>> begin Data for the task

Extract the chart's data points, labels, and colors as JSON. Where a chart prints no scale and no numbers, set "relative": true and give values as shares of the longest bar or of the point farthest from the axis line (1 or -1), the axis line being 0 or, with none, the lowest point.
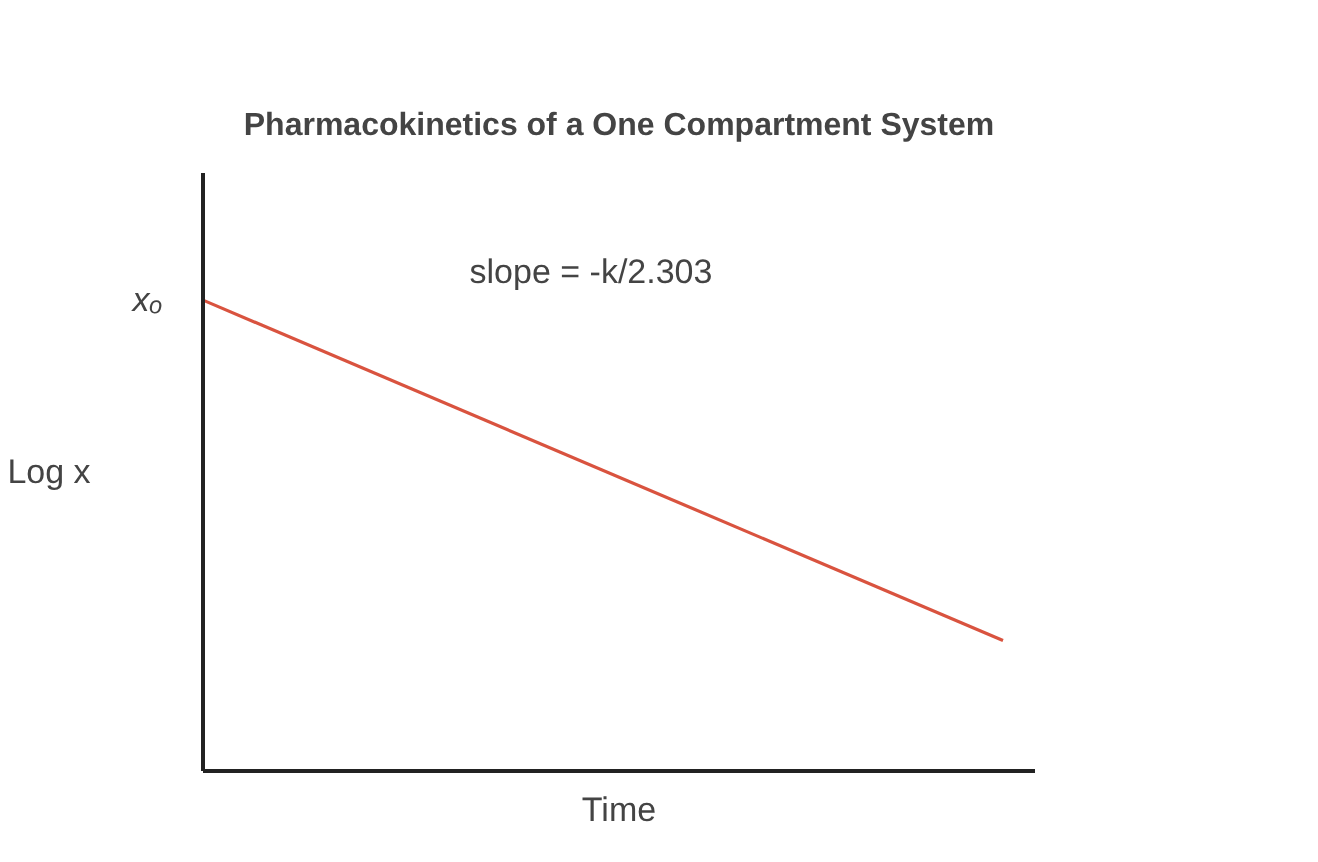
{
  "chart_data": {
    "type": "line",
    "title": "Pharmacokinetics of a One Compartment System",
    "xlabel": "Time",
    "ylabel": "Log x",
    "relative": true,
    "categories": [
      null,
      null
    ],
    "series": [
      {
        "color": "#d9533f",
        "values": [
          1,
          0.277
        ]
      }
    ],
    "annotations": [
      "xₒ",
      "slope = -k/2.303"
    ]
  }
}
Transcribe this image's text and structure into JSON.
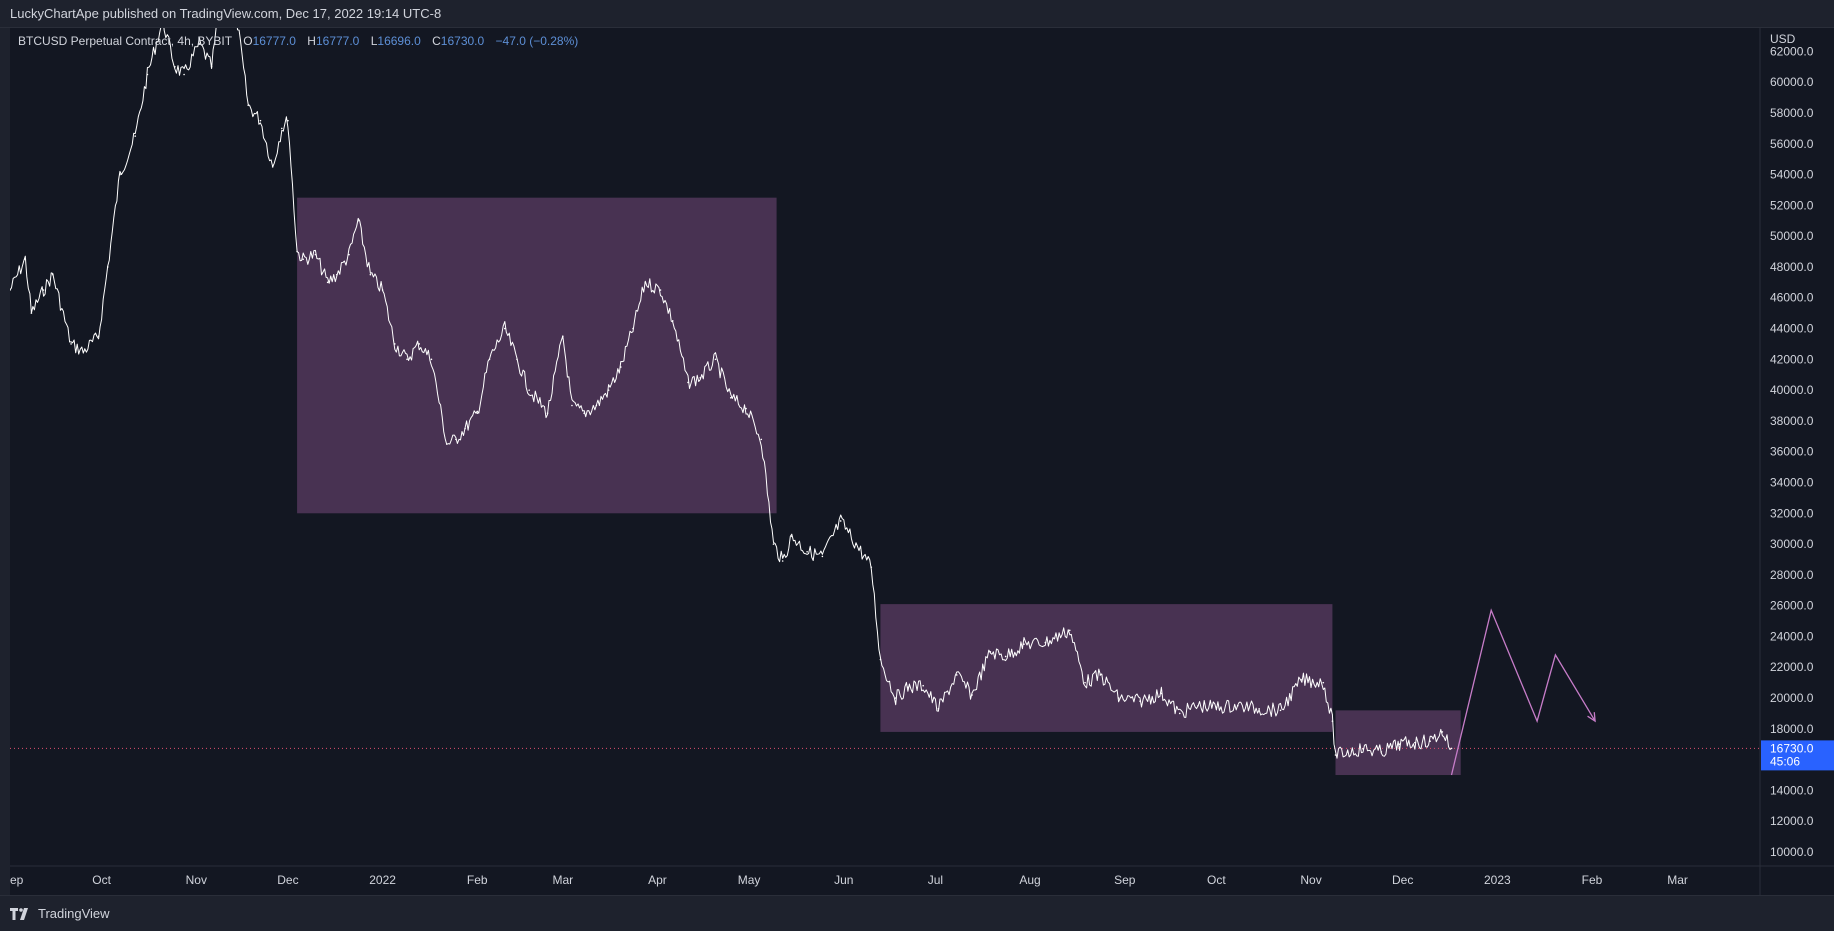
{
  "header": {
    "published_text": "LuckyChartApe published on TradingView.com, Dec 17, 2022 19:14 UTC-8"
  },
  "legend": {
    "symbol": "BTCUSD Perpetual Contract, 4h, BYBIT",
    "o_label": "O",
    "o_value": "16777.0",
    "h_label": "H",
    "h_value": "16777.0",
    "l_label": "L",
    "l_value": "16696.0",
    "c_label": "C",
    "c_value": "16730.0",
    "change": "−47.0 (−0.28%)"
  },
  "price_axis": {
    "currency": "USD",
    "last_price": "16730.0",
    "countdown": "45:06"
  },
  "footer": {
    "brand": "TradingView"
  },
  "colors": {
    "background": "#131722",
    "price_line": "#ffffff",
    "box_fill": "#4b3455",
    "projection": "#c77dc9",
    "last_price_bg": "#2962ff",
    "last_price_dotted": "#e04f70"
  },
  "chart_data": {
    "type": "line",
    "title": "BTCUSD Perpetual Contract, 4h, BYBIT",
    "ylabel": "USD",
    "ylim": [
      10000,
      63000
    ],
    "yticks": [
      62000,
      60000,
      58000,
      56000,
      54000,
      52000,
      50000,
      48000,
      46000,
      44000,
      42000,
      40000,
      38000,
      36000,
      34000,
      32000,
      30000,
      28000,
      26000,
      24000,
      22000,
      20000,
      18000,
      16000,
      14000,
      12000,
      10000
    ],
    "ytick_labels": [
      "62000.0",
      "60000.0",
      "58000.0",
      "56000.0",
      "54000.0",
      "52000.0",
      "50000.0",
      "48000.0",
      "46000.0",
      "44000.0",
      "42000.0",
      "40000.0",
      "38000.0",
      "36000.0",
      "34000.0",
      "32000.0",
      "30000.0",
      "28000.0",
      "26000.0",
      "24000.0",
      "22000.0",
      "20000.0",
      "18000.0",
      "16000.0",
      "14000.0",
      "12000.0",
      "10000.0"
    ],
    "xtick_labels": [
      "ep",
      "Oct",
      "Nov",
      "Dec",
      "2022",
      "Feb",
      "Mar",
      "Apr",
      "May",
      "Jun",
      "Jul",
      "Aug",
      "Sep",
      "Oct",
      "Nov",
      "Dec",
      "2023",
      "Feb",
      "Mar"
    ],
    "xtick_dates": [
      "2021-09-01",
      "2021-10-01",
      "2021-11-01",
      "2021-12-01",
      "2022-01-01",
      "2022-02-01",
      "2022-03-01",
      "2022-04-01",
      "2022-05-01",
      "2022-06-01",
      "2022-07-01",
      "2022-08-01",
      "2022-09-01",
      "2022-10-01",
      "2022-11-01",
      "2022-12-01",
      "2023-01-01",
      "2023-02-01",
      "2023-03-01"
    ],
    "xlim": [
      "2021-09-01",
      "2023-03-28"
    ],
    "grid": false,
    "series": [
      {
        "x": [
          "2021-09-01",
          "2021-09-06",
          "2021-09-08",
          "2021-09-12",
          "2021-09-15",
          "2021-09-21",
          "2021-09-25",
          "2021-09-30",
          "2021-10-03",
          "2021-10-07",
          "2021-10-12",
          "2021-10-16",
          "2021-10-21",
          "2021-10-25",
          "2021-10-28",
          "2021-11-02",
          "2021-11-06",
          "2021-11-10",
          "2021-11-14",
          "2021-11-18",
          "2021-11-22",
          "2021-11-26",
          "2021-11-29",
          "2021-12-01",
          "2021-12-04",
          "2021-12-06",
          "2021-12-10",
          "2021-12-14",
          "2021-12-17",
          "2021-12-21",
          "2021-12-24",
          "2021-12-28",
          "2022-01-01",
          "2022-01-05",
          "2022-01-09",
          "2022-01-13",
          "2022-01-17",
          "2022-01-22",
          "2022-01-25",
          "2022-01-28",
          "2022-02-01",
          "2022-02-05",
          "2022-02-10",
          "2022-02-14",
          "2022-02-18",
          "2022-02-24",
          "2022-03-01",
          "2022-03-04",
          "2022-03-08",
          "2022-03-12",
          "2022-03-16",
          "2022-03-20",
          "2022-03-24",
          "2022-03-28",
          "2022-04-02",
          "2022-04-06",
          "2022-04-11",
          "2022-04-15",
          "2022-04-20",
          "2022-04-25",
          "2022-04-30",
          "2022-05-05",
          "2022-05-09",
          "2022-05-12",
          "2022-05-15",
          "2022-05-20",
          "2022-05-25",
          "2022-05-31",
          "2022-06-05",
          "2022-06-10",
          "2022-06-13",
          "2022-06-18",
          "2022-06-22",
          "2022-06-27",
          "2022-07-02",
          "2022-07-08",
          "2022-07-13",
          "2022-07-19",
          "2022-07-24",
          "2022-07-30",
          "2022-08-06",
          "2022-08-14",
          "2022-08-19",
          "2022-08-24",
          "2022-08-30",
          "2022-09-06",
          "2022-09-13",
          "2022-09-19",
          "2022-09-25",
          "2022-10-01",
          "2022-10-08",
          "2022-10-15",
          "2022-10-22",
          "2022-10-29",
          "2022-11-05",
          "2022-11-08",
          "2022-11-09",
          "2022-11-13",
          "2022-11-18",
          "2022-11-24",
          "2022-11-30",
          "2022-12-05",
          "2022-12-10",
          "2022-12-14",
          "2022-12-17"
        ],
        "y": [
          46500,
          48500,
          45000,
          46500,
          47500,
          43000,
          42500,
          43500,
          48000,
          54000,
          56500,
          60500,
          64000,
          61000,
          60500,
          62500,
          61000,
          67000,
          64500,
          58500,
          57500,
          54500,
          57000,
          57500,
          49000,
          48500,
          48800,
          47000,
          47500,
          48800,
          51000,
          47500,
          46500,
          43000,
          42000,
          43000,
          42000,
          36500,
          36800,
          37500,
          38500,
          42000,
          44000,
          42000,
          40000,
          38500,
          43500,
          39000,
          38500,
          39000,
          40000,
          41500,
          44000,
          47000,
          46500,
          44500,
          40500,
          40800,
          42000,
          39500,
          38800,
          36800,
          30000,
          28900,
          30500,
          29500,
          29200,
          31500,
          30000,
          28500,
          22500,
          20000,
          20700,
          20800,
          19300,
          21500,
          20200,
          23000,
          22700,
          23500,
          23600,
          24400,
          21000,
          21500,
          20000,
          19800,
          20300,
          19000,
          19500,
          19400,
          19500,
          19300,
          19200,
          21200,
          21000,
          18500,
          16300,
          16500,
          16700,
          16500,
          17000,
          17100,
          17200,
          17800,
          16730
        ]
      }
    ],
    "zones": [
      {
        "start": "2021-12-04",
        "end": "2022-05-10",
        "low": 32000,
        "high": 52500
      },
      {
        "start": "2022-06-13",
        "end": "2022-11-08",
        "low": 17800,
        "high": 26100
      },
      {
        "start": "2022-11-09",
        "end": "2022-12-20",
        "low": 15000,
        "high": 19200
      }
    ],
    "projection": {
      "x": [
        "2022-12-17",
        "2022-12-30",
        "2023-01-14",
        "2023-01-20",
        "2023-02-02"
      ],
      "y": [
        15000,
        25700,
        18500,
        22800,
        18500
      ]
    },
    "last_price": 16730
  }
}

>> end Data for the task

Filter the listing above by the word "colors"; copy each line that passes.

Extract the chart's data points, labels, and colors as JSON. Where a chart prints no scale and no numbers, set "relative": true and give values as shares of the longest bar or of the point farthest from the axis line (1 or -1), the axis line being 0 or, with none, the lowest point.
  "colors": {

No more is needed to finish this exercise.